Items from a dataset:

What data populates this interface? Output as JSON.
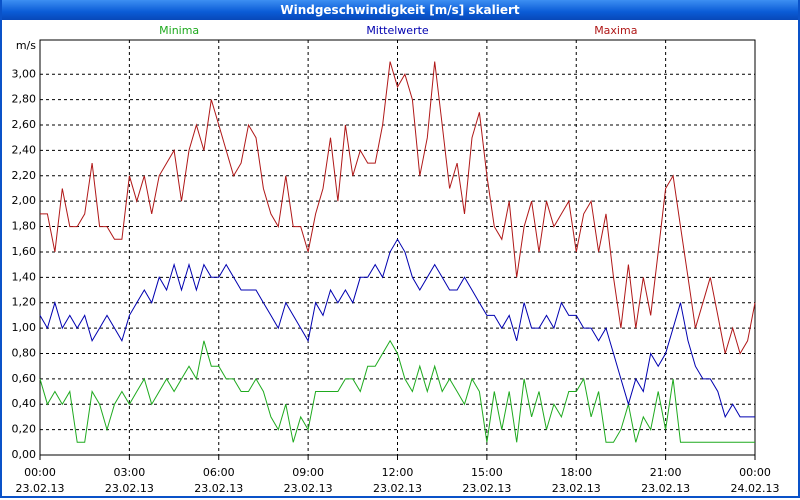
{
  "title": "Windgeschwindigkeit [m/s] skaliert",
  "chart_data": {
    "type": "line",
    "y_unit": "m/s",
    "legend": "top",
    "grid": true,
    "x": [
      0,
      0.25,
      0.5,
      0.75,
      1,
      1.25,
      1.5,
      1.75,
      2,
      2.25,
      2.5,
      2.75,
      3,
      3.25,
      3.5,
      3.75,
      4,
      4.25,
      4.5,
      4.75,
      5,
      5.25,
      5.5,
      5.75,
      6,
      6.25,
      6.5,
      6.75,
      7,
      7.25,
      7.5,
      7.75,
      8,
      8.25,
      8.5,
      8.75,
      9,
      9.25,
      9.5,
      9.75,
      10,
      10.25,
      10.5,
      10.75,
      11,
      11.25,
      11.5,
      11.75,
      12,
      12.25,
      12.5,
      12.75,
      13,
      13.25,
      13.5,
      13.75,
      14,
      14.25,
      14.5,
      14.75,
      15,
      15.25,
      15.5,
      15.75,
      16,
      16.25,
      16.5,
      16.75,
      17,
      17.25,
      17.5,
      17.75,
      18,
      18.25,
      18.5,
      18.75,
      19,
      19.25,
      19.5,
      19.75,
      20,
      20.25,
      20.5,
      20.75,
      21,
      21.25,
      21.5,
      21.75,
      22,
      22.25,
      22.5,
      22.75,
      23,
      23.25,
      23.5,
      23.75,
      24
    ],
    "xlim": [
      0,
      24
    ],
    "xticks": [
      {
        "value": 0,
        "label": "00:00"
      },
      {
        "value": 3,
        "label": "03:00"
      },
      {
        "value": 6,
        "label": "06:00"
      },
      {
        "value": 9,
        "label": "09:00"
      },
      {
        "value": 12,
        "label": "12:00"
      },
      {
        "value": 15,
        "label": "15:00"
      },
      {
        "value": 18,
        "label": "18:00"
      },
      {
        "value": 21,
        "label": "21:00"
      },
      {
        "value": 24,
        "label": "00:00"
      }
    ],
    "xtick_dates": [
      "23.02.13",
      "23.02.13",
      "23.02.13",
      "23.02.13",
      "23.02.13",
      "23.02.13",
      "23.02.13",
      "23.02.13",
      "24.02.13"
    ],
    "ylim": [
      0,
      3.27
    ],
    "yticks": [
      {
        "value": 0,
        "label": "0,00"
      },
      {
        "value": 0.2,
        "label": "0,20"
      },
      {
        "value": 0.4,
        "label": "0,40"
      },
      {
        "value": 0.6,
        "label": "0,60"
      },
      {
        "value": 0.8,
        "label": "0,80"
      },
      {
        "value": 1,
        "label": "1,00"
      },
      {
        "value": 1.2,
        "label": "1,20"
      },
      {
        "value": 1.4,
        "label": "1,40"
      },
      {
        "value": 1.6,
        "label": "1,60"
      },
      {
        "value": 1.8,
        "label": "1,80"
      },
      {
        "value": 2,
        "label": "2,00"
      },
      {
        "value": 2.2,
        "label": "2,20"
      },
      {
        "value": 2.4,
        "label": "2,40"
      },
      {
        "value": 2.6,
        "label": "2,60"
      },
      {
        "value": 2.8,
        "label": "2,80"
      },
      {
        "value": 3,
        "label": "3,00"
      }
    ],
    "series": [
      {
        "name": "Minima",
        "color": "#1faa1f",
        "values": [
          0.6,
          0.4,
          0.5,
          0.4,
          0.5,
          0.1,
          0.1,
          0.5,
          0.4,
          0.2,
          0.4,
          0.5,
          0.4,
          0.5,
          0.6,
          0.4,
          0.5,
          0.6,
          0.5,
          0.6,
          0.7,
          0.6,
          0.9,
          0.7,
          0.7,
          0.6,
          0.6,
          0.5,
          0.5,
          0.6,
          0.5,
          0.3,
          0.2,
          0.4,
          0.1,
          0.3,
          0.2,
          0.5,
          0.5,
          0.5,
          0.5,
          0.6,
          0.6,
          0.5,
          0.7,
          0.7,
          0.8,
          0.9,
          0.8,
          0.6,
          0.5,
          0.7,
          0.5,
          0.7,
          0.5,
          0.6,
          0.5,
          0.4,
          0.6,
          0.5,
          0.1,
          0.5,
          0.2,
          0.5,
          0.1,
          0.6,
          0.3,
          0.5,
          0.2,
          0.4,
          0.3,
          0.5,
          0.5,
          0.6,
          0.3,
          0.5,
          0.1,
          0.1,
          0.2,
          0.4,
          0.1,
          0.3,
          0.2,
          0.5,
          0.2,
          0.6,
          0.1,
          0.1,
          0.1,
          0.1,
          0.1,
          0.1,
          0.1,
          0.1,
          0.1,
          0.1,
          0.1
        ]
      },
      {
        "name": "Mittelwerte",
        "color": "#0000b0",
        "values": [
          1.1,
          1.0,
          1.2,
          1.0,
          1.1,
          1.0,
          1.1,
          0.9,
          1.0,
          1.1,
          1.0,
          0.9,
          1.1,
          1.2,
          1.3,
          1.2,
          1.4,
          1.3,
          1.5,
          1.3,
          1.5,
          1.3,
          1.5,
          1.4,
          1.4,
          1.5,
          1.4,
          1.3,
          1.3,
          1.3,
          1.2,
          1.1,
          1.0,
          1.2,
          1.1,
          1.0,
          0.9,
          1.2,
          1.1,
          1.3,
          1.2,
          1.3,
          1.2,
          1.4,
          1.4,
          1.5,
          1.4,
          1.6,
          1.7,
          1.6,
          1.4,
          1.3,
          1.4,
          1.5,
          1.4,
          1.3,
          1.3,
          1.4,
          1.3,
          1.2,
          1.1,
          1.1,
          1.0,
          1.1,
          0.9,
          1.2,
          1.0,
          1.0,
          1.1,
          1.0,
          1.2,
          1.1,
          1.1,
          1.0,
          1.0,
          0.9,
          1.0,
          0.8,
          0.6,
          0.4,
          0.6,
          0.5,
          0.8,
          0.7,
          0.8,
          1.0,
          1.2,
          0.9,
          0.7,
          0.6,
          0.6,
          0.5,
          0.3,
          0.4,
          0.3,
          0.3,
          0.3
        ]
      },
      {
        "name": "Maxima",
        "color": "#b01818",
        "values": [
          1.9,
          1.9,
          1.6,
          2.1,
          1.8,
          1.8,
          1.9,
          2.3,
          1.8,
          1.8,
          1.7,
          1.7,
          2.2,
          2.0,
          2.2,
          1.9,
          2.2,
          2.3,
          2.4,
          2.0,
          2.4,
          2.6,
          2.4,
          2.8,
          2.6,
          2.4,
          2.2,
          2.3,
          2.6,
          2.5,
          2.1,
          1.9,
          1.8,
          2.2,
          1.8,
          1.8,
          1.6,
          1.9,
          2.1,
          2.5,
          2.0,
          2.6,
          2.2,
          2.4,
          2.3,
          2.3,
          2.6,
          3.1,
          2.9,
          3.0,
          2.8,
          2.2,
          2.5,
          3.1,
          2.6,
          2.1,
          2.3,
          1.9,
          2.5,
          2.7,
          2.2,
          1.8,
          1.7,
          2.0,
          1.4,
          1.8,
          2.0,
          1.6,
          2.0,
          1.8,
          1.9,
          2.0,
          1.6,
          1.9,
          2.0,
          1.6,
          1.9,
          1.4,
          1.0,
          1.5,
          1.0,
          1.4,
          1.1,
          1.6,
          2.1,
          2.2,
          1.8,
          1.4,
          1.0,
          1.2,
          1.4,
          1.1,
          0.8,
          1.0,
          0.8,
          0.9,
          1.2
        ]
      }
    ]
  }
}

__EXERCISE__. Find and copy each line above that includes the string "color".

__RESPONSE BELOW__.
        "color": "#1faa1f",
        "color": "#0000b0",
        "color": "#b01818",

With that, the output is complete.